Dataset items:
------------
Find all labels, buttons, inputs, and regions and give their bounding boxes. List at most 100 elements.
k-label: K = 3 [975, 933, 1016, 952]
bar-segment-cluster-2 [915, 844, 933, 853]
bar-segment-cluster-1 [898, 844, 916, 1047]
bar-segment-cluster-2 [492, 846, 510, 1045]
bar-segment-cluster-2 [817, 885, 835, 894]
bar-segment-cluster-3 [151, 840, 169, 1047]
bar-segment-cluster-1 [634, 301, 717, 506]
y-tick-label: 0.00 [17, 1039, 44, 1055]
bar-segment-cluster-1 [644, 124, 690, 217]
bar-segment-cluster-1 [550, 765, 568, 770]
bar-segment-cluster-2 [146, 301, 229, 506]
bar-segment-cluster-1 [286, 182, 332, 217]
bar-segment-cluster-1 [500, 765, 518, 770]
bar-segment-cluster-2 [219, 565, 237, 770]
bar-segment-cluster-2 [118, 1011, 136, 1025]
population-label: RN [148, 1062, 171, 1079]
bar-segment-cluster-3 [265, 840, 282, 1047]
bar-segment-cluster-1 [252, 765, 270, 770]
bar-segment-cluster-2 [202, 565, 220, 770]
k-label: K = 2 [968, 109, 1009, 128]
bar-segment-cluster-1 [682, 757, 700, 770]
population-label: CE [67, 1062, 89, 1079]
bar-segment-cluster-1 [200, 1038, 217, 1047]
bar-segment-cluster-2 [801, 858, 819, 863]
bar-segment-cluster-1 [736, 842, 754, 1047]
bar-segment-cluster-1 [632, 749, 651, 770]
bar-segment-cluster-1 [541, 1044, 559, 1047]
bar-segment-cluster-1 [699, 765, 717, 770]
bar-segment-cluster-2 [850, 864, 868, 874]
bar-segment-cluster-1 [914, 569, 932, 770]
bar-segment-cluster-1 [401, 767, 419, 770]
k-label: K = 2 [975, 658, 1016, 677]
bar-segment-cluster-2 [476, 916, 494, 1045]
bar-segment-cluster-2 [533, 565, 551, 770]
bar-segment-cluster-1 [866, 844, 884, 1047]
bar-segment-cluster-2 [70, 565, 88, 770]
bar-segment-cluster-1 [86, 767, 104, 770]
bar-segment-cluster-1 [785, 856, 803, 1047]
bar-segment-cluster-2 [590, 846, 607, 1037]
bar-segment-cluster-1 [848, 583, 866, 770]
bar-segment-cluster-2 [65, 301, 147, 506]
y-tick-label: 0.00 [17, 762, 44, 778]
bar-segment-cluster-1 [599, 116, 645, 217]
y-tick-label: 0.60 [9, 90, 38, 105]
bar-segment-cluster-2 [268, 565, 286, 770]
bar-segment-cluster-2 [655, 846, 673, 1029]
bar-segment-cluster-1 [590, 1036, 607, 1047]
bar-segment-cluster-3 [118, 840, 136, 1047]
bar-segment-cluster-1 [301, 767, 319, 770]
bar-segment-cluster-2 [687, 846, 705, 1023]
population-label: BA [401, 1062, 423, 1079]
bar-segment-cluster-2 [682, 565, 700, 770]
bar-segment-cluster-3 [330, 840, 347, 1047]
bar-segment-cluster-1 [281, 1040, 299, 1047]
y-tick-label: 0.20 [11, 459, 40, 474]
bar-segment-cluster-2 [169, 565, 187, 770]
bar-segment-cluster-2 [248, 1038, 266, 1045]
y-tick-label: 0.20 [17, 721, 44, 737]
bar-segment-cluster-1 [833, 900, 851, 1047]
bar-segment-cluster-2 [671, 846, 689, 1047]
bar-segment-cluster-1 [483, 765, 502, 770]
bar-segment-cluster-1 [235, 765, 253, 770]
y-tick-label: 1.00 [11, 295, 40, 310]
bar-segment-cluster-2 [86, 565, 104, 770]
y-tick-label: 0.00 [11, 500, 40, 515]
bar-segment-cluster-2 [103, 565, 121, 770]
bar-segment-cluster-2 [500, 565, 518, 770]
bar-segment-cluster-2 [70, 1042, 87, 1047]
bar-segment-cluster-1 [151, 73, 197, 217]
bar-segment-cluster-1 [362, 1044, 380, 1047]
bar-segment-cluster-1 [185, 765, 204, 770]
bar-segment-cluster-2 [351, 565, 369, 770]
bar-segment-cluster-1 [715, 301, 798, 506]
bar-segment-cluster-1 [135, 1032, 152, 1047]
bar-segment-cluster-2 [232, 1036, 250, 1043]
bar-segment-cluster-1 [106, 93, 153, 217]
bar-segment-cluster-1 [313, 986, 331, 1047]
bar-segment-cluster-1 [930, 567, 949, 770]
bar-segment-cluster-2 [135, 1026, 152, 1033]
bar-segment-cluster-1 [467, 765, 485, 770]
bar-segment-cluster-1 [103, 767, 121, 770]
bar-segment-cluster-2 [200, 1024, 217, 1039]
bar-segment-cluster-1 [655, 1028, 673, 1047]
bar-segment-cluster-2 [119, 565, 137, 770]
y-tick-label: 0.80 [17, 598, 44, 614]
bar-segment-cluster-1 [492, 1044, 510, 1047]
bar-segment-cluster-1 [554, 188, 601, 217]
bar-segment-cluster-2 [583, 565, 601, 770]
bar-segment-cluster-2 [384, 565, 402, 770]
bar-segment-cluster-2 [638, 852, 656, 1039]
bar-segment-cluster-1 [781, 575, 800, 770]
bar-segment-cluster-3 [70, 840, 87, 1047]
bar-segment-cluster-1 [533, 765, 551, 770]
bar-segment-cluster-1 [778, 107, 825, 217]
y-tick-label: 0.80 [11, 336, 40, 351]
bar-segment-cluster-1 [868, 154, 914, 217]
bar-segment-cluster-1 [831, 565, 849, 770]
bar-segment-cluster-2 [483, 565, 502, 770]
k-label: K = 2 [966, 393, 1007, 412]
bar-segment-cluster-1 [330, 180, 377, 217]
------------
Gather every line of the rows above that contains the string "population" and copy each one in full. Case counts.

■ **Correct answer**:
population-label: RN [148, 1062, 171, 1079]
population-label: CE [67, 1062, 89, 1079]
population-label: BA [401, 1062, 423, 1079]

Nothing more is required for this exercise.